• Provided data
%%

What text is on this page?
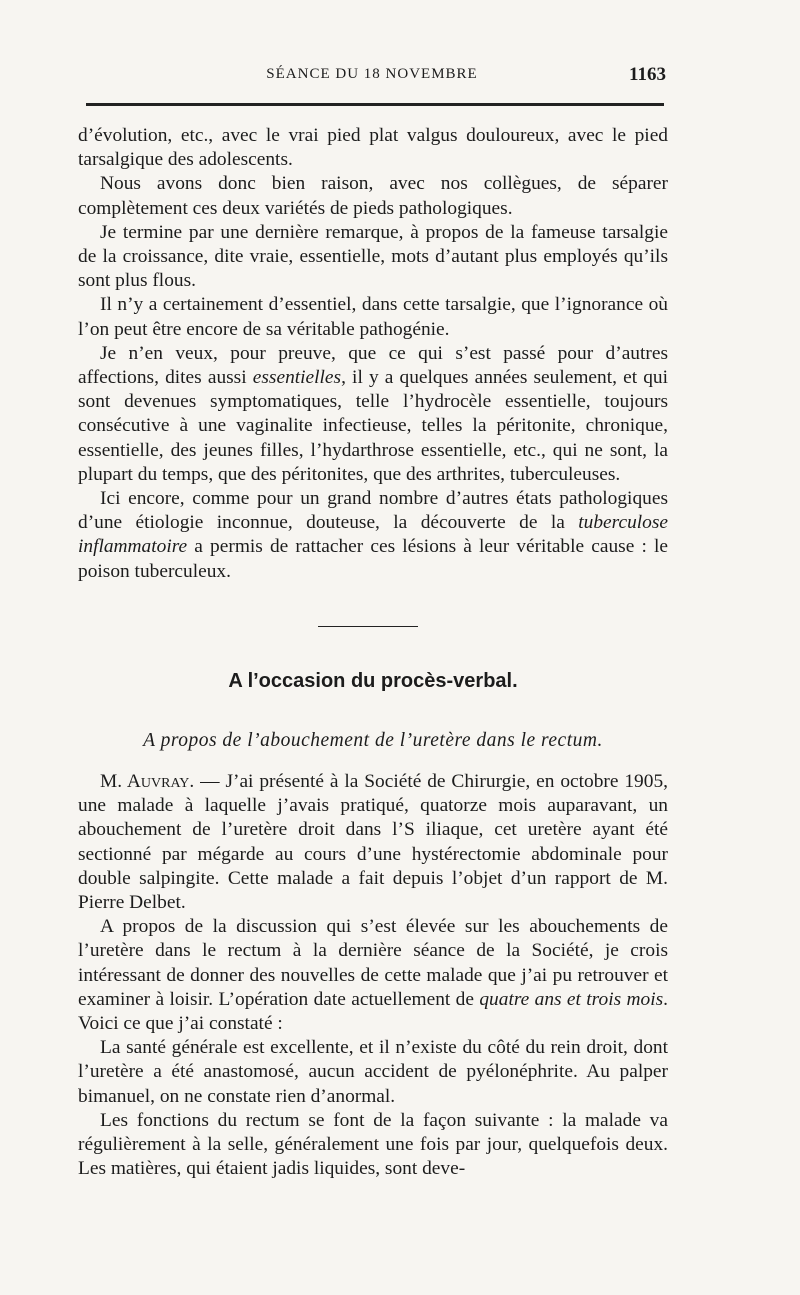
SÉANCE DU 18 NOVEMBRE	1163

d’évolution, etc., avec le vrai pied plat valgus douloureux, avec le pied tarsalgique des adolescents.

Nous avons donc bien raison, avec nos collègues, de séparer complètement ces deux variétés de pieds pathologiques.

Je termine par une dernière remarque, à propos de la fameuse tarsalgie de la croissance, dite vraie, essentielle, mots d’autant plus employés qu’ils sont plus flous.

Il n’y a certainement d’essentiel, dans cette tarsalgie, que l’ignorance où l’on peut être encore de sa véritable pathogénie.

Je n’en veux, pour preuve, que ce qui s’est passé pour d’autres affections, dites aussi essentielles, il y a quelques années seulement, et qui sont devenues symptomatiques, telle l’hydrocèle essentielle, toujours consécutive à une vaginalite infectieuse, telles la péritonite, chronique, essentielle, des jeunes filles, l’hydarthrose essentielle, etc., qui ne sont, la plupart du temps, que des péritonites, que des arthrites, tuberculeuses.

Ici encore, comme pour un grand nombre d’autres états pathologiques d’une étiologie inconnue, douteuse, la découverte de la tuberculose inflammatoire a permis de rattacher ces lésions à leur véritable cause : le poison tuberculeux.

A l’occasion du procès-verbal.
A propos de l’abouchement de l’uretère dans le rectum.

M. Auvray. — J’ai présenté à la Société de Chirurgie, en octobre 1905, une malade à laquelle j’avais pratiqué, quatorze mois auparavant, un abouchement de l’uretère droit dans l’S iliaque, cet uretère ayant été sectionné par mégarde au cours d’une hystérectomie abdominale pour double salpingite. Cette malade a fait depuis l’objet d’un rapport de M. Pierre Delbet.

A propos de la discussion qui s’est élevée sur les abouchements de l’uretère dans le rectum à la dernière séance de la Société, je crois intéressant de donner des nouvelles de cette malade que j’ai pu retrouver et examiner à loisir. L’opération date actuellement de quatre ans et trois mois. Voici ce que j’ai constaté :

La santé générale est excellente, et il n’existe du côté du rein droit, dont l’uretère a été anastomosé, aucun accident de pyélonéphrite. Au palper bimanuel, on ne constate rien d’anormal.

Les fonctions du rectum se font de la façon suivante : la malade va régulièrement à la selle, généralement une fois par jour, quelquefois deux. Les matières, qui étaient jadis liquides, sont deve-
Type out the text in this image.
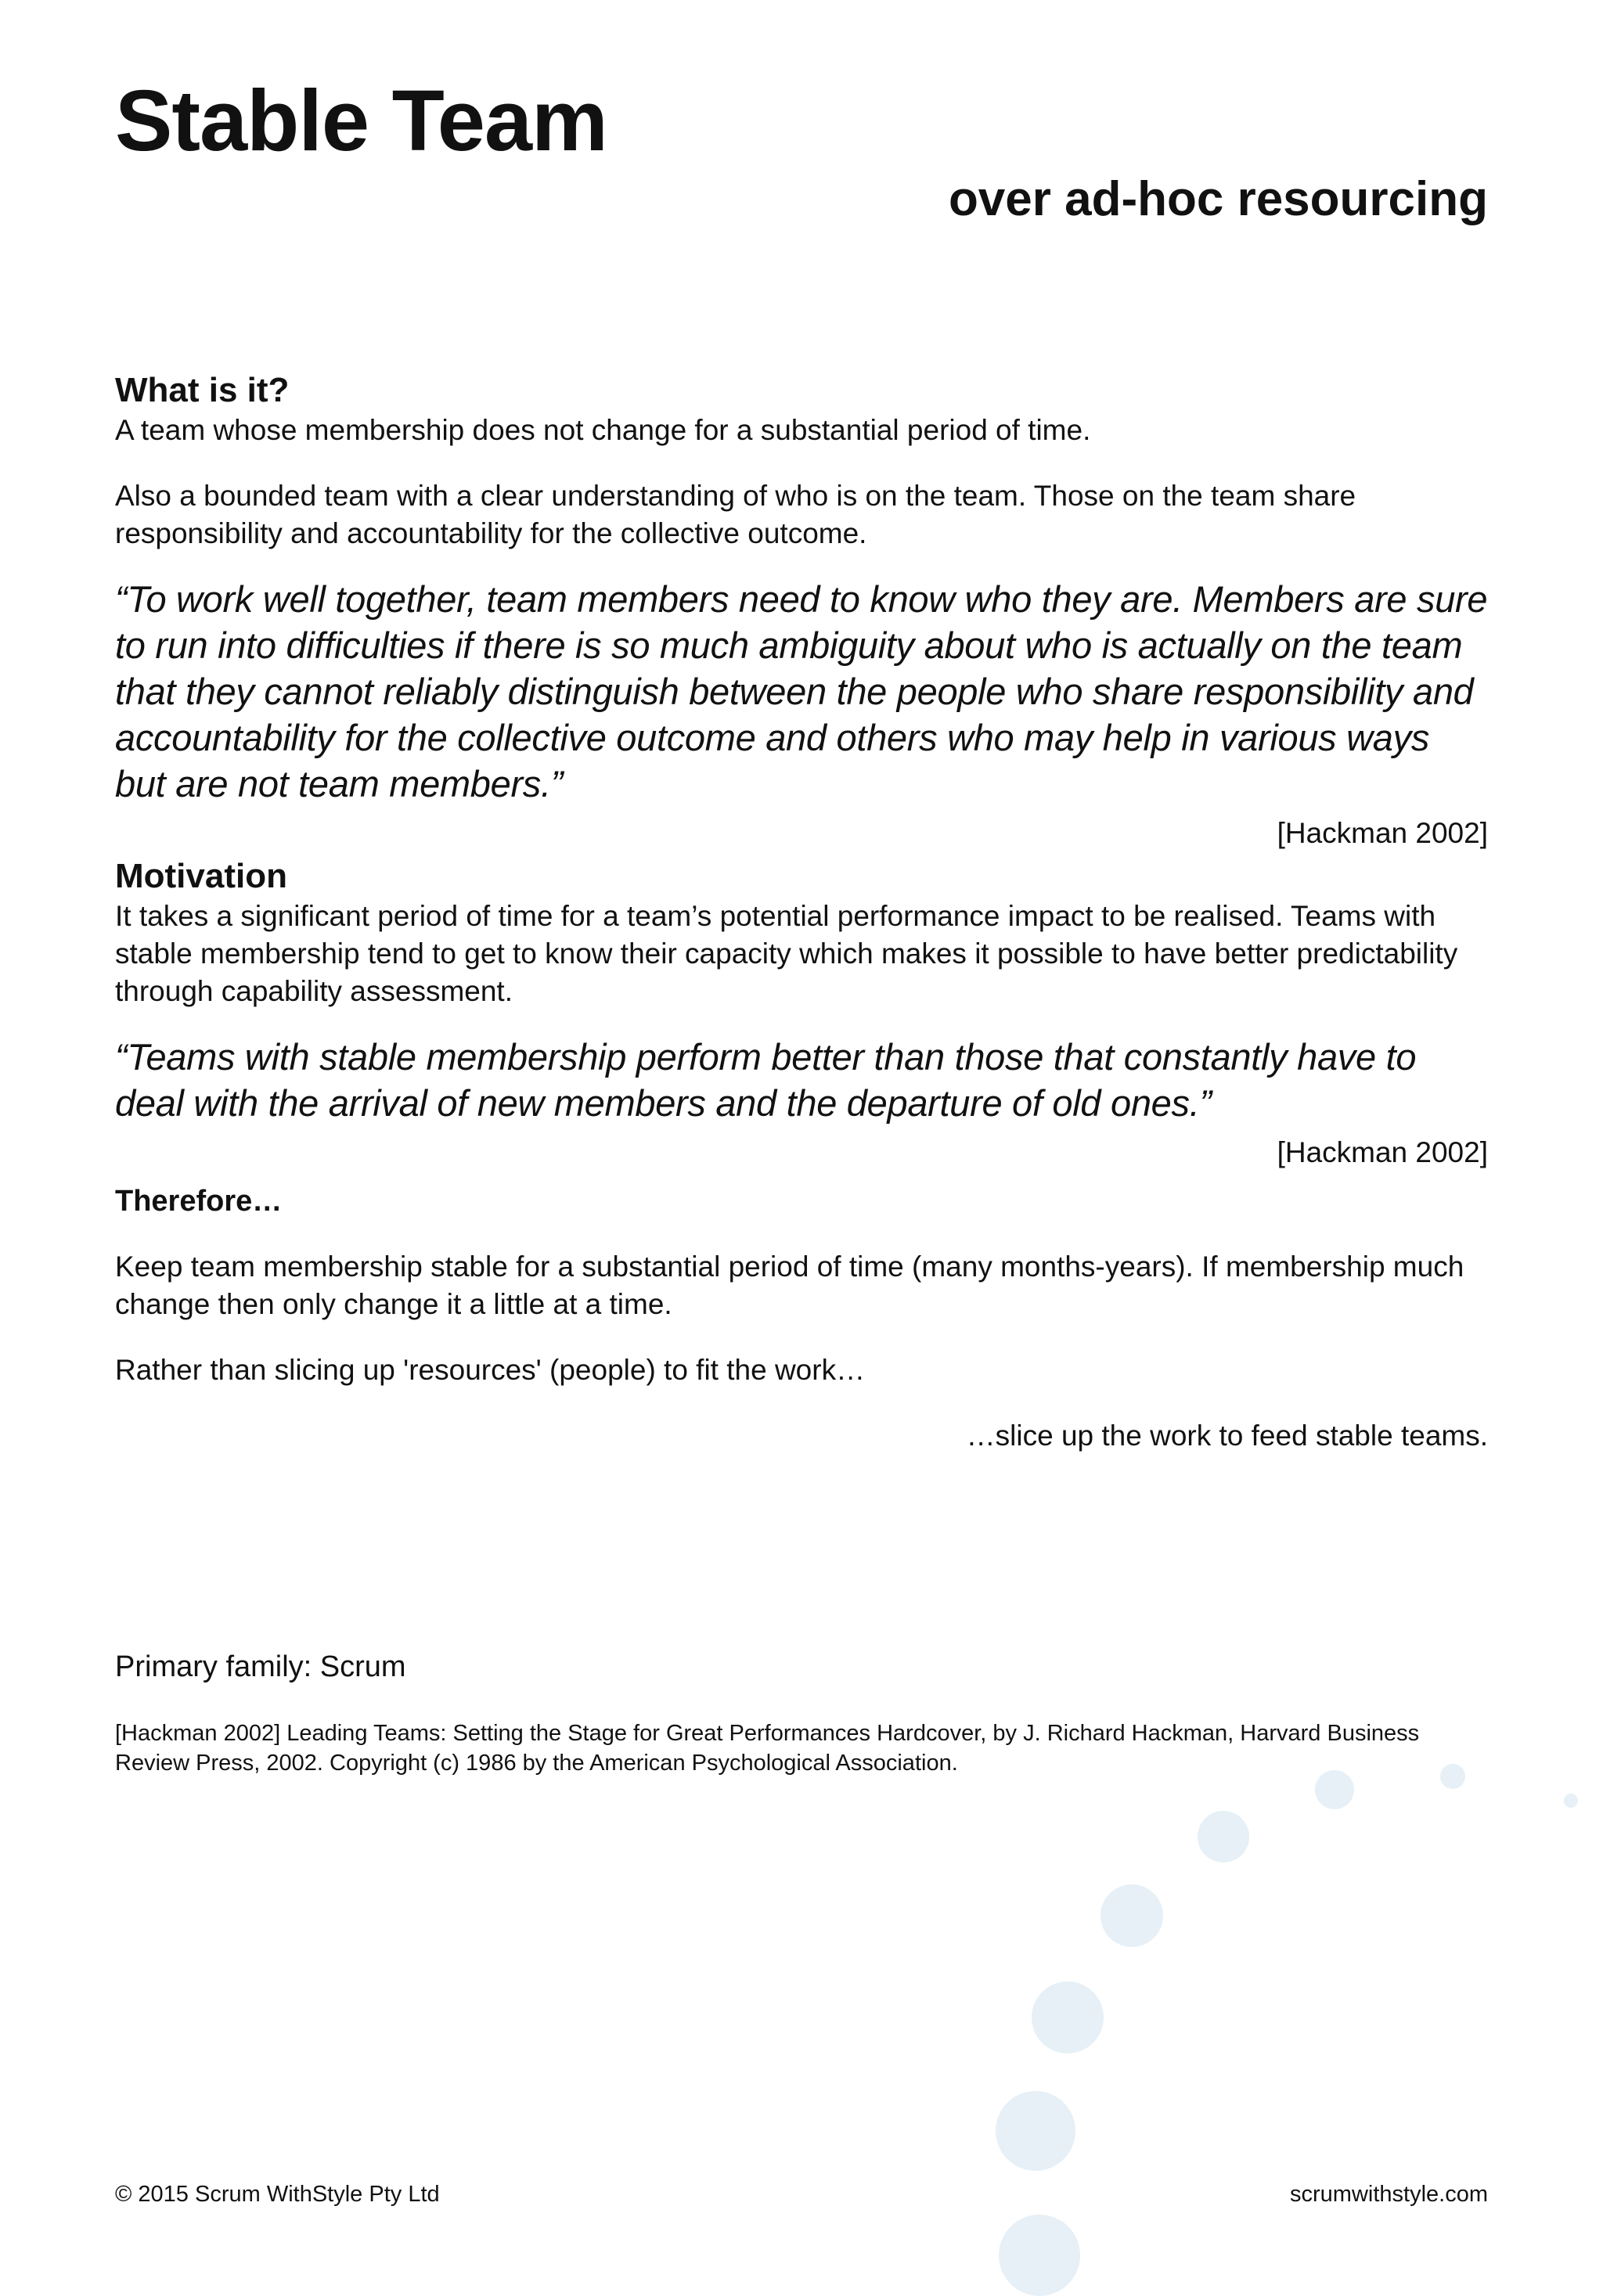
Stable Team
over ad-hoc resourcing
What is it?

A team whose membership does not change for a substantial period of time.

Also a bounded team with a clear understanding of who is on the team. Those on the team share responsibility and accountability for the collective outcome.

“To work well together, team members need to know who they are. Members are sure to run into difficulties if there is so much ambiguity about who is actually on the team that they cannot reliably distinguish between the people who share responsibility and accountability for the collective outcome and others who may help in various ways but are not team members.”

[Hackman 2002]

Motivation

It takes a significant period of time for a team’s potential performance impact to be realised. Teams with stable membership tend to get to know their capacity which makes it possible to have better predictability through capability assessment.

“Teams with stable membership perform better than those that constantly have to deal with the arrival of new members and the departure of old ones.”

[Hackman 2002]

Therefore…

Keep team membership stable for a substantial period of time (many months-years). If membership much change then only change it a little at a time.

Rather than slicing up 'resources' (people) to fit the work…

…slice up the work to feed stable teams.

Primary family: Scrum

[Hackman 2002] Leading Teams: Setting the Stage for Great Performances Hardcover, by J. Richard Hackman, Harvard Business Review Press, 2002. Copyright (c) 1986 by the American Psychological Association.

© 2015 Scrum WithStyle Pty Ltd	scrumwithstyle.com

%%

• What is needed
Reproduce every line of the material precisely, omitting its pictures.

• Answer for this exercise
What text is on this page?
SÉANCE DU 18 NOVEMBRE	1163

d’évolution, etc., avec le vrai pied plat valgus douloureux, avec le pied tarsalgique des adolescents.

Nous avons donc bien raison, avec nos collègues, de séparer complètement ces deux variétés de pieds pathologiques.

Je termine par une dernière remarque, à propos de la fameuse tarsalgie de la croissance, dite vraie, essentielle, mots d’autant plus employés qu’ils sont plus flous.

Il n’y a certainement d’essentiel, dans cette tarsalgie, que l’ignorance où l’on peut être encore de sa véritable pathogénie.

Je n’en veux, pour preuve, que ce qui s’est passé pour d’autres affections, dites aussi essentielles, il y a quelques années seulement, et qui sont devenues symptomatiques, telle l’hydrocèle essentielle, toujours consécutive à une vaginalite infectieuse, telles la péritonite, chronique, essentielle, des jeunes filles, l’hydarthrose essentielle, etc., qui ne sont, la plupart du temps, que des péritonites, que des arthrites, tuberculeuses.

Ici encore, comme pour un grand nombre d’autres états pathologiques d’une étiologie inconnue, douteuse, la découverte de la tuberculose inflammatoire a permis de rattacher ces lésions à leur véritable cause : le poison tuberculeux.

A l’occasion du procès-verbal.
A propos de l’abouchement de l’uretère dans le rectum.

M. Auvray. — J’ai présenté à la Société de Chirurgie, en octobre 1905, une malade à laquelle j’avais pratiqué, quatorze mois auparavant, un abouchement de l’uretère droit dans l’S iliaque, cet uretère ayant été sectionné par mégarde au cours d’une hystérectomie abdominale pour double salpingite. Cette malade a fait depuis l’objet d’un rapport de M. Pierre Delbet.

A propos de la discussion qui s’est élevée sur les abouchements de l’uretère dans le rectum à la dernière séance de la Société, je crois intéressant de donner des nouvelles de cette malade que j’ai pu retrouver et examiner à loisir. L’opération date actuellement de quatre ans et trois mois. Voici ce que j’ai constaté :

La santé générale est excellente, et il n’existe du côté du rein droit, dont l’uretère a été anastomosé, aucun accident de pyélonéphrite. Au palper bimanuel, on ne constate rien d’anormal.

Les fonctions du rectum se font de la façon suivante : la malade va régulièrement à la selle, généralement une fois par jour, quelquefois deux. Les matières, qui étaient jadis liquides, sont deve-
Type out the text in this image.
Stable Team
over ad-hoc resourcing
What is it?

A team whose membership does not change for a substantial period of time.

Also a bounded team with a clear understanding of who is on the team. Those on the team share responsibility and accountability for the collective outcome.

“To work well together, team members need to know who they are. Members are sure to run into difficulties if there is so much ambiguity about who is actually on the team that they cannot reliably distinguish between the people who share responsibility and accountability for the collective outcome and others who may help in various ways but are not team members.”

[Hackman 2002]

Motivation

It takes a significant period of time for a team’s potential performance impact to be realised. Teams with stable membership tend to get to know their capacity which makes it possible to have better predictability through capability assessment.

“Teams with stable membership perform better than those that constantly have to deal with the arrival of new members and the departure of old ones.”

[Hackman 2002]

Therefore…

Keep team membership stable for a substantial period of time (many months-years). If membership much change then only change it a little at a time.

Rather than slicing up 'resources' (people) to fit the work…

…slice up the work to feed stable teams.

Primary family: Scrum

[Hackman 2002] Leading Teams: Setting the Stage for Great Performances Hardcover, by J. Richard Hackman, Harvard Business Review Press, 2002. Copyright (c) 1986 by the American Psychological Association.

© 2015 Scrum WithStyle Pty Ltd	scrumwithstyle.com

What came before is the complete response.